## BEGIN Input for this task
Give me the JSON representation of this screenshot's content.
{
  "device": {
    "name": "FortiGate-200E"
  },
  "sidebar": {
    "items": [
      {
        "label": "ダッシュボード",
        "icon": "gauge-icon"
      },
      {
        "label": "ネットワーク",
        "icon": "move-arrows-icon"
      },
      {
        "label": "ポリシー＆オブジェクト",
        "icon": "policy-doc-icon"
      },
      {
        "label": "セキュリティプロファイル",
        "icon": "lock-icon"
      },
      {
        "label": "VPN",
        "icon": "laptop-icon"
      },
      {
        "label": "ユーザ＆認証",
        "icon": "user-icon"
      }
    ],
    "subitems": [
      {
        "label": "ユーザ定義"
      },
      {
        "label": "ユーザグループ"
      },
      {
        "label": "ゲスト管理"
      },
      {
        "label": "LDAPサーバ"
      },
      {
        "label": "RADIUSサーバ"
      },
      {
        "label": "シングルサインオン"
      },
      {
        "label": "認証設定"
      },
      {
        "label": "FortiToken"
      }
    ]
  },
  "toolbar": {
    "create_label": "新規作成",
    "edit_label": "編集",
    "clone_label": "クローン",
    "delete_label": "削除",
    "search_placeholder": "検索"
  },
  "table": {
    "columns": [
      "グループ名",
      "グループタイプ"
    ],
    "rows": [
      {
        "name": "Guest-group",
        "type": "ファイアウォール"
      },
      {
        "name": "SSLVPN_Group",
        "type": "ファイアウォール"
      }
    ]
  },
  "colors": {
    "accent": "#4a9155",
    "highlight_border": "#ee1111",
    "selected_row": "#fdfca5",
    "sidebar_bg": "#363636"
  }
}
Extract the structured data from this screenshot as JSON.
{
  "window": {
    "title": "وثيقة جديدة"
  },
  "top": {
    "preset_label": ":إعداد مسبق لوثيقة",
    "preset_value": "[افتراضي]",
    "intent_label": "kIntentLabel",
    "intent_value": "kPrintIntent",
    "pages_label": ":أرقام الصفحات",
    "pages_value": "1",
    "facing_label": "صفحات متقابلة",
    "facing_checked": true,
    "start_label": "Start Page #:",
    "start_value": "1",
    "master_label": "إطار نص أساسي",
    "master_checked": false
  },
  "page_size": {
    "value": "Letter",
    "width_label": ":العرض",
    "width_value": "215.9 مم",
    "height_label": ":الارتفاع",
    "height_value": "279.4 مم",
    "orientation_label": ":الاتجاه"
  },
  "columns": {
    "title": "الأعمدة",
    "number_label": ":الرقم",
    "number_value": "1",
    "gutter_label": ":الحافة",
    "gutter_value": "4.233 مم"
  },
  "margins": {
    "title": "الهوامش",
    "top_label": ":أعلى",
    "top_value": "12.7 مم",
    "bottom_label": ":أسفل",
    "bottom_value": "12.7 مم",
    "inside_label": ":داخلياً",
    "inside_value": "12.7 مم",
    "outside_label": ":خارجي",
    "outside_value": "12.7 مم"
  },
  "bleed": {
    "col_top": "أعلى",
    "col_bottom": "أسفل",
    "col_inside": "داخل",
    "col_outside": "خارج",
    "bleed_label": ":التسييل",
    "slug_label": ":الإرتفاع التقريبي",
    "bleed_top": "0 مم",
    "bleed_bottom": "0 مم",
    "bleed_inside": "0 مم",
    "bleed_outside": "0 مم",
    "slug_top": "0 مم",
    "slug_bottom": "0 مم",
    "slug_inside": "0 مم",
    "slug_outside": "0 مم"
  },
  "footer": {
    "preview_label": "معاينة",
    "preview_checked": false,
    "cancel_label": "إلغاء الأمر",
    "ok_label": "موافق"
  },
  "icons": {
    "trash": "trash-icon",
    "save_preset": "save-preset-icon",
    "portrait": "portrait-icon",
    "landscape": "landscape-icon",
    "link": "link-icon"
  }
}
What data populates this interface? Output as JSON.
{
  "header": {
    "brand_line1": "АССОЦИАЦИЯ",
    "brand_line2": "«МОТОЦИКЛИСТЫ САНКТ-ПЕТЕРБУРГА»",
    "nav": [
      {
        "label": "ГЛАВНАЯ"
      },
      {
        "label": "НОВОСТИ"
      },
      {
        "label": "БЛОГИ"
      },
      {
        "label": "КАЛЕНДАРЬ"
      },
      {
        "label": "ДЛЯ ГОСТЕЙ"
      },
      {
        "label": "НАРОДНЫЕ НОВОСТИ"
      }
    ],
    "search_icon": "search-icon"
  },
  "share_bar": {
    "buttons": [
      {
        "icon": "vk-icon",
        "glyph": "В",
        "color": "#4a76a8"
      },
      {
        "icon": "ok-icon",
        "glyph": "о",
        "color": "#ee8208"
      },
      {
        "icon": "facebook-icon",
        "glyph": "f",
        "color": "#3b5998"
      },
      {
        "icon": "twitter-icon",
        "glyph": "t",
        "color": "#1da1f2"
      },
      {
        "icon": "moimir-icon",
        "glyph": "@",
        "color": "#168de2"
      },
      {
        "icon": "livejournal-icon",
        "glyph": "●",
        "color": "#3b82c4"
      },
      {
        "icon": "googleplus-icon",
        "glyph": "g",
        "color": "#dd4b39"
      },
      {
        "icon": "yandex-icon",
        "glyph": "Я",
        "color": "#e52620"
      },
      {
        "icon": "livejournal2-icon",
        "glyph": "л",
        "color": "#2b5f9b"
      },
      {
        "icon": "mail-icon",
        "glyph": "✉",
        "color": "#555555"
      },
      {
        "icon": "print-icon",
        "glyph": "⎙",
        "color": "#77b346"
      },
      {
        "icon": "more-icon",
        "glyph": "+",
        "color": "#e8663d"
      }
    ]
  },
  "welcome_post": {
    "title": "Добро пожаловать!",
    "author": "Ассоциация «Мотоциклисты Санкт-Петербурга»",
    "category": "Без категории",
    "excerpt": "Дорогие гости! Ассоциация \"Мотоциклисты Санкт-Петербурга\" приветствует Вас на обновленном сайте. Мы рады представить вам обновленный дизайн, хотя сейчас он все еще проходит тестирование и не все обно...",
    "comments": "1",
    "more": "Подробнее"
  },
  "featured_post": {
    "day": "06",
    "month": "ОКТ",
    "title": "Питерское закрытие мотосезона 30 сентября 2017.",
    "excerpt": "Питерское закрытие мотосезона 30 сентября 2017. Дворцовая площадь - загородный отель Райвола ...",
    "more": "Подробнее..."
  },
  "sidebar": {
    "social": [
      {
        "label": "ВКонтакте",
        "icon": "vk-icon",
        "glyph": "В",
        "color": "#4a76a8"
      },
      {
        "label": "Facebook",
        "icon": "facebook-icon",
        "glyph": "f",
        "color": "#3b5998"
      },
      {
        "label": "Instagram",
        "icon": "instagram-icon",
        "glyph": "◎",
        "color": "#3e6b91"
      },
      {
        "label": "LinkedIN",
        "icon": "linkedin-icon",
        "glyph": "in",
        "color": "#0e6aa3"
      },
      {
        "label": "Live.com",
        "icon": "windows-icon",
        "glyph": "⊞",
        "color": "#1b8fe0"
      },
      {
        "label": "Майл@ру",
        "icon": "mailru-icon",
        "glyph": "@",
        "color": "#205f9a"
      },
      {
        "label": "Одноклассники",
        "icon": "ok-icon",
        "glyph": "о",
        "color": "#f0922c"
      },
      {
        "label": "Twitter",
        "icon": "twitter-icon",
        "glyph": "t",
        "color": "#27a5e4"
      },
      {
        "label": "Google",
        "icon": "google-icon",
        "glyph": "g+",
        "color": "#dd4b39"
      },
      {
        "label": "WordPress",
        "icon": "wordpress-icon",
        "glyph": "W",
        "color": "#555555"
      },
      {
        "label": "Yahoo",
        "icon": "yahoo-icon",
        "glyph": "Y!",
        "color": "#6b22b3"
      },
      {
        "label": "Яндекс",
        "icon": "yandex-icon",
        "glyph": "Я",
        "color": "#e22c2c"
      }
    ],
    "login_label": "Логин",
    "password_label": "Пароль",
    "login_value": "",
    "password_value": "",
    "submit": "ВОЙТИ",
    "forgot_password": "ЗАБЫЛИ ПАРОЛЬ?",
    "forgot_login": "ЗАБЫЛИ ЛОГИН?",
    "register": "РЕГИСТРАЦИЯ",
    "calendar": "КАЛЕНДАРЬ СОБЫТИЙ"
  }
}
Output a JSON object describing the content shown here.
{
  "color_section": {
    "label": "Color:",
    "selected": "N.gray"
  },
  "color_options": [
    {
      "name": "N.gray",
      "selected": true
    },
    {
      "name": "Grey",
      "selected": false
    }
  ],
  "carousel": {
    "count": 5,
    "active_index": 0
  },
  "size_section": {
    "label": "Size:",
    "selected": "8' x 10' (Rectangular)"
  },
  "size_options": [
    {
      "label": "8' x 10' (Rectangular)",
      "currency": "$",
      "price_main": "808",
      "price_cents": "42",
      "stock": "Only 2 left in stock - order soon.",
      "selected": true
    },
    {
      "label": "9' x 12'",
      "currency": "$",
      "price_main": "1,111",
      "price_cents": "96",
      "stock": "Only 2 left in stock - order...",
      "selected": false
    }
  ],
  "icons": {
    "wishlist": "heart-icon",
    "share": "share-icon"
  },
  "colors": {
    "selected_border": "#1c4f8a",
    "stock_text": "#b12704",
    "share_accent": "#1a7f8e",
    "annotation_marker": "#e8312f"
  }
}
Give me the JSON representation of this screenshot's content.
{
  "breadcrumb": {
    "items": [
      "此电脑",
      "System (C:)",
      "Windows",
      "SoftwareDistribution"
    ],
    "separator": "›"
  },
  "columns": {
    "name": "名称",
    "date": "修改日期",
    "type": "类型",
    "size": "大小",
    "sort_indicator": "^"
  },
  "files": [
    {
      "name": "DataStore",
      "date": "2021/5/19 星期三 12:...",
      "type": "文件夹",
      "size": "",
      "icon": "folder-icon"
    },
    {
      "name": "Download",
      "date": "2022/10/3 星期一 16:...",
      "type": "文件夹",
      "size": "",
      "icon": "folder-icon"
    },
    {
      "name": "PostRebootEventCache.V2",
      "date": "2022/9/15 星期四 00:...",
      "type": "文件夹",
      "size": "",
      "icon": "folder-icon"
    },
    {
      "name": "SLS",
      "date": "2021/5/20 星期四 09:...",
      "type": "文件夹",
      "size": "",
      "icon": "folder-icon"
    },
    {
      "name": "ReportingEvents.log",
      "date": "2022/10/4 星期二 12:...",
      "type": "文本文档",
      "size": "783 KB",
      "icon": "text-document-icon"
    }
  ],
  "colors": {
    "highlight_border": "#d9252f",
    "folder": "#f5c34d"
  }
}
## END Input for this task
What you are asked to do ->
Give the number of lines that carry the word "left", with nothing added.

Output below ->
2